An exact copy of all the entries below is what this task needs.

__The input__:

□ □ □

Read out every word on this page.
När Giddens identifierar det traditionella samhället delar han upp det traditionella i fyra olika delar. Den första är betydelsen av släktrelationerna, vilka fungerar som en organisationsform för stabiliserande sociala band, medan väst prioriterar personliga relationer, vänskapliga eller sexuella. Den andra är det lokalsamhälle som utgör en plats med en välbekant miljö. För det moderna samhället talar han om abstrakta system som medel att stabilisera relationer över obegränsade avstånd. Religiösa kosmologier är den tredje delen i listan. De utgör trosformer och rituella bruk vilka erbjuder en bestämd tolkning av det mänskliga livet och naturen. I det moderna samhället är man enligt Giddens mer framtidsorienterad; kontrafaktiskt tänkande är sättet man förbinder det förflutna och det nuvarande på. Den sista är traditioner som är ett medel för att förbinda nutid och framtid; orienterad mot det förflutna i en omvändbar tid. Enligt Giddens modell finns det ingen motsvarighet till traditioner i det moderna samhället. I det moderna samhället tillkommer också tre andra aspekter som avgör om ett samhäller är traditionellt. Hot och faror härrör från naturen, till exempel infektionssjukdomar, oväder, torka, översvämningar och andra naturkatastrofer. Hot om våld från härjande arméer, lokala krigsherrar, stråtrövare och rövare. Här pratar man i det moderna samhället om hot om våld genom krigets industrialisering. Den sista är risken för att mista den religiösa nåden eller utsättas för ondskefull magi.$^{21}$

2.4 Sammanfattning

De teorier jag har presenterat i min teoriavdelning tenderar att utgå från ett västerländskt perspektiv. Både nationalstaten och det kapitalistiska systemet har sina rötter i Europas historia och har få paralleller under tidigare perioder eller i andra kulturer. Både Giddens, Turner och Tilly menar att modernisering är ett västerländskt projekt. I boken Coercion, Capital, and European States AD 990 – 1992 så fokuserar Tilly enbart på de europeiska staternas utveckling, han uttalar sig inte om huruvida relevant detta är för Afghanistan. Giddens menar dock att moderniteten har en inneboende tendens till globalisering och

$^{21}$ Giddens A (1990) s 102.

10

□ □ □

__Task output__:
Read out every word on this page.
När Giddens identifierar det traditionella samhället delar han upp det traditionella i fyra olika delar. Den första är betydelsen av släktrelationerna, vilka fungerar som en organisationsform för stabiliserande sociala band, medan väst prioriterar personliga relationer, vänskapliga eller sexuella. Den andra är det lokalsamhälle som utgör en plats med en välbekant miljö. För det moderna samhället talar han om abstrakta system som medel att stabilisera relationer över obegränsade avstånd. Religiösa kosmologier är den tredje delen i listan. De utgör trosformer och rituella bruk vilka erbjuder en bestämd tolkning av det mänskliga livet och naturen. I det moderna samhället är man enligt Giddens mer framtidsorienterad; kontrafaktiskt tänkande är sättet man förbinder det förflutna och det nuvarande på. Den sista är traditioner som är ett medel för att förbinda nutid och framtid; orienterad mot det förflutna i en omvändbar tid. Enligt Giddens modell finns det ingen motsvarighet till traditioner i det moderna samhället. I det moderna samhället tillkommer också tre andra aspekter som avgör om ett samhäller är traditionellt. Hot och faror härrör från naturen, till exempel infektionssjukdomar, oväder, torka, översvämningar och andra naturkatastrofer. Hot om våld från härjande arméer, lokala krigsherrar, stråtrövare och rövare. Här pratar man i det moderna samhället om hot om våld genom krigets industrialisering. Den sista är risken för att mista den religiösa nåden eller utsättas för ondskefull magi.$^{21}$

2.4 Sammanfattning

De teorier jag har presenterat i min teoriavdelning tenderar att utgå från ett västerländskt perspektiv. Både nationalstaten och det kapitalistiska systemet har sina rötter i Europas historia och har få paralleller under tidigare perioder eller i andra kulturer. Både Giddens, Turner och Tilly menar att modernisering är ett västerländskt projekt. I boken Coercion, Capital, and European States AD 990 – 1992 så fokuserar Tilly enbart på de europeiska staternas utveckling, han uttalar sig inte om huruvida relevant detta är för Afghanistan. Giddens menar dock att moderniteten har en inneboende tendens till globalisering och

$^{21}$ Giddens A (1990) s 102.

10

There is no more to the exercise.